EXTRACTED INFORMATION ::
## begin

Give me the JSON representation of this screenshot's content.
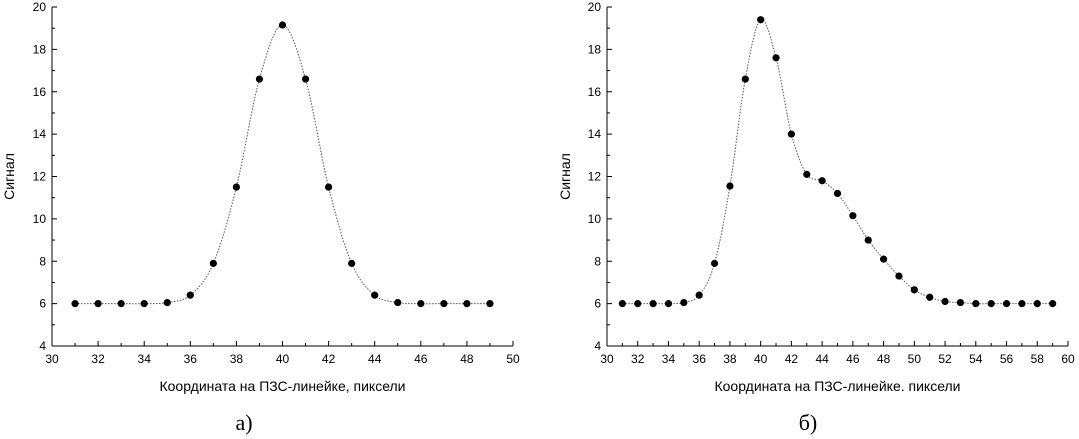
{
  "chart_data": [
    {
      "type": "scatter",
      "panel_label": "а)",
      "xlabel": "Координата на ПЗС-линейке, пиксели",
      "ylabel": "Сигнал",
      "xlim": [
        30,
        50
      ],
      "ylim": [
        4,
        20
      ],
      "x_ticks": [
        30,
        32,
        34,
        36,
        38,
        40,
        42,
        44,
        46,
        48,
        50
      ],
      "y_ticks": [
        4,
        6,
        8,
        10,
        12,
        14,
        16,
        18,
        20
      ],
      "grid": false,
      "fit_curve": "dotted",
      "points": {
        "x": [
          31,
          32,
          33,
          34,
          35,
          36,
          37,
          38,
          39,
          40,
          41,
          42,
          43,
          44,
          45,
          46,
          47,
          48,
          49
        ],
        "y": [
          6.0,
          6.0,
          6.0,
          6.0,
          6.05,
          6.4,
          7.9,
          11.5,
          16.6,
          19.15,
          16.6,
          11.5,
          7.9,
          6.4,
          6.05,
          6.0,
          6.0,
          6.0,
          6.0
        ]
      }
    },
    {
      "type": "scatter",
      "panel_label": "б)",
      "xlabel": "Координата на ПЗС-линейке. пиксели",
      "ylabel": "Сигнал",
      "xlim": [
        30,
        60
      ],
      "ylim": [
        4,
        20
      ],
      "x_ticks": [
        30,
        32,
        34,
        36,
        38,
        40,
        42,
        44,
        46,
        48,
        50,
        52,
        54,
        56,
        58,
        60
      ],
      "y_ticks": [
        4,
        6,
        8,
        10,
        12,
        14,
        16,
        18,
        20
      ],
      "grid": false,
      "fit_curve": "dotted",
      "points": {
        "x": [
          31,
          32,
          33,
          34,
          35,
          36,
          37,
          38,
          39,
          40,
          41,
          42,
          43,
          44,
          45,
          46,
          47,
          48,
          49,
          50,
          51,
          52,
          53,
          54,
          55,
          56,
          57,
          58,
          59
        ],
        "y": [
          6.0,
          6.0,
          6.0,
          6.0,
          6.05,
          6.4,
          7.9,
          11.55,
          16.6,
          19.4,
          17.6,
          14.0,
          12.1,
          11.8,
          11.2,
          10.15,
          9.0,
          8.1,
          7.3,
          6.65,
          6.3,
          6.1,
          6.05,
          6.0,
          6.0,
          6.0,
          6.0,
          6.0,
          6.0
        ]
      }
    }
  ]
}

## end

TASK INSTRUCTIONS :: Quote the material exactly. Pictures stay out.

RESPONSE ::
Give me the JSON representation of this screenshot's content.
{
  "chart_data": [
    {
      "type": "scatter",
      "panel_label": "а)",
      "xlabel": "Координата на ПЗС-линейке, пиксели",
      "ylabel": "Сигнал",
      "xlim": [
        30,
        50
      ],
      "ylim": [
        4,
        20
      ],
      "x_ticks": [
        30,
        32,
        34,
        36,
        38,
        40,
        42,
        44,
        46,
        48,
        50
      ],
      "y_ticks": [
        4,
        6,
        8,
        10,
        12,
        14,
        16,
        18,
        20
      ],
      "grid": false,
      "fit_curve": "dotted",
      "points": {
        "x": [
          31,
          32,
          33,
          34,
          35,
          36,
          37,
          38,
          39,
          40,
          41,
          42,
          43,
          44,
          45,
          46,
          47,
          48,
          49
        ],
        "y": [
          6.0,
          6.0,
          6.0,
          6.0,
          6.05,
          6.4,
          7.9,
          11.5,
          16.6,
          19.15,
          16.6,
          11.5,
          7.9,
          6.4,
          6.05,
          6.0,
          6.0,
          6.0,
          6.0
        ]
      }
    },
    {
      "type": "scatter",
      "panel_label": "б)",
      "xlabel": "Координата на ПЗС-линейке. пиксели",
      "ylabel": "Сигнал",
      "xlim": [
        30,
        60
      ],
      "ylim": [
        4,
        20
      ],
      "x_ticks": [
        30,
        32,
        34,
        36,
        38,
        40,
        42,
        44,
        46,
        48,
        50,
        52,
        54,
        56,
        58,
        60
      ],
      "y_ticks": [
        4,
        6,
        8,
        10,
        12,
        14,
        16,
        18,
        20
      ],
      "grid": false,
      "fit_curve": "dotted",
      "points": {
        "x": [
          31,
          32,
          33,
          34,
          35,
          36,
          37,
          38,
          39,
          40,
          41,
          42,
          43,
          44,
          45,
          46,
          47,
          48,
          49,
          50,
          51,
          52,
          53,
          54,
          55,
          56,
          57,
          58,
          59
        ],
        "y": [
          6.0,
          6.0,
          6.0,
          6.0,
          6.05,
          6.4,
          7.9,
          11.55,
          16.6,
          19.4,
          17.6,
          14.0,
          12.1,
          11.8,
          11.2,
          10.15,
          9.0,
          8.1,
          7.3,
          6.65,
          6.3,
          6.1,
          6.05,
          6.0,
          6.0,
          6.0,
          6.0,
          6.0,
          6.0
        ]
      }
    }
  ]
}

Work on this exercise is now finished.